Extracted entries |

◆ ◆ ◆

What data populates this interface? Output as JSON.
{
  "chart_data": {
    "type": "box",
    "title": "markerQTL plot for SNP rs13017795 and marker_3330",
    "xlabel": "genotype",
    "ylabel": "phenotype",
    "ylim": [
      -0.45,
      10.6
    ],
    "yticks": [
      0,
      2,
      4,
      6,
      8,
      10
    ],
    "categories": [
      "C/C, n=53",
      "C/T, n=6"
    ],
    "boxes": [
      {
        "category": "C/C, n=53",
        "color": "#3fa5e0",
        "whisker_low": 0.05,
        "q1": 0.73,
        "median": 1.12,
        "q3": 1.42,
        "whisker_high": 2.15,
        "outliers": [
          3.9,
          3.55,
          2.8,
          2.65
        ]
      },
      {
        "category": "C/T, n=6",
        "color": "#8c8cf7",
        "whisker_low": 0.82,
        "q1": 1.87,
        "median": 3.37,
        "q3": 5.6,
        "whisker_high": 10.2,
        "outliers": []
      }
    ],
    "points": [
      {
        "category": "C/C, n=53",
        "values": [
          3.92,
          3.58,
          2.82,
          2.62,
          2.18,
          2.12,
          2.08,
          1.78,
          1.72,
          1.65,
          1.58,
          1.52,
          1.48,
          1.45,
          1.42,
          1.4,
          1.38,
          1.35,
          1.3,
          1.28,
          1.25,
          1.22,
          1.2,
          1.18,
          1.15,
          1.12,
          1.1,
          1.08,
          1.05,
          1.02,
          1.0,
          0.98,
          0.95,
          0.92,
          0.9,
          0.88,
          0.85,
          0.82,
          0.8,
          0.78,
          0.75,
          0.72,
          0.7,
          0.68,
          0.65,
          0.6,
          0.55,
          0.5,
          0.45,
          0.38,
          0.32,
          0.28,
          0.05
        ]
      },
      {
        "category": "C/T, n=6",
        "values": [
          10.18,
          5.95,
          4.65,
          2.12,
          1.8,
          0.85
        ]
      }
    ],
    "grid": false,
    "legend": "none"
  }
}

◆ ◆ ◆

Exercise objective | All the data must be duplicated exactly, with nothing added or removed.

The response |
What data populates this interface? Output as JSON.
{
  "chart_data": {
    "type": "box",
    "title": "markerQTL plot for SNP rs13017795 and marker_3330",
    "xlabel": "genotype",
    "ylabel": "phenotype",
    "ylim": [
      -0.45,
      10.6
    ],
    "yticks": [
      0,
      2,
      4,
      6,
      8,
      10
    ],
    "categories": [
      "C/C, n=53",
      "C/T, n=6"
    ],
    "boxes": [
      {
        "category": "C/C, n=53",
        "color": "#3fa5e0",
        "whisker_low": 0.05,
        "q1": 0.73,
        "median": 1.12,
        "q3": 1.42,
        "whisker_high": 2.15,
        "outliers": [
          3.9,
          3.55,
          2.8,
          2.65
        ]
      },
      {
        "category": "C/T, n=6",
        "color": "#8c8cf7",
        "whisker_low": 0.82,
        "q1": 1.87,
        "median": 3.37,
        "q3": 5.6,
        "whisker_high": 10.2,
        "outliers": []
      }
    ],
    "points": [
      {
        "category": "C/C, n=53",
        "values": [
          3.92,
          3.58,
          2.82,
          2.62,
          2.18,
          2.12,
          2.08,
          1.78,
          1.72,
          1.65,
          1.58,
          1.52,
          1.48,
          1.45,
          1.42,
          1.4,
          1.38,
          1.35,
          1.3,
          1.28,
          1.25,
          1.22,
          1.2,
          1.18,
          1.15,
          1.12,
          1.1,
          1.08,
          1.05,
          1.02,
          1.0,
          0.98,
          0.95,
          0.92,
          0.9,
          0.88,
          0.85,
          0.82,
          0.8,
          0.78,
          0.75,
          0.72,
          0.7,
          0.68,
          0.65,
          0.6,
          0.55,
          0.5,
          0.45,
          0.38,
          0.32,
          0.28,
          0.05
        ]
      },
      {
        "category": "C/T, n=6",
        "values": [
          10.18,
          5.95,
          4.65,
          2.12,
          1.8,
          0.85
        ]
      }
    ],
    "grid": false,
    "legend": "none"
  }
}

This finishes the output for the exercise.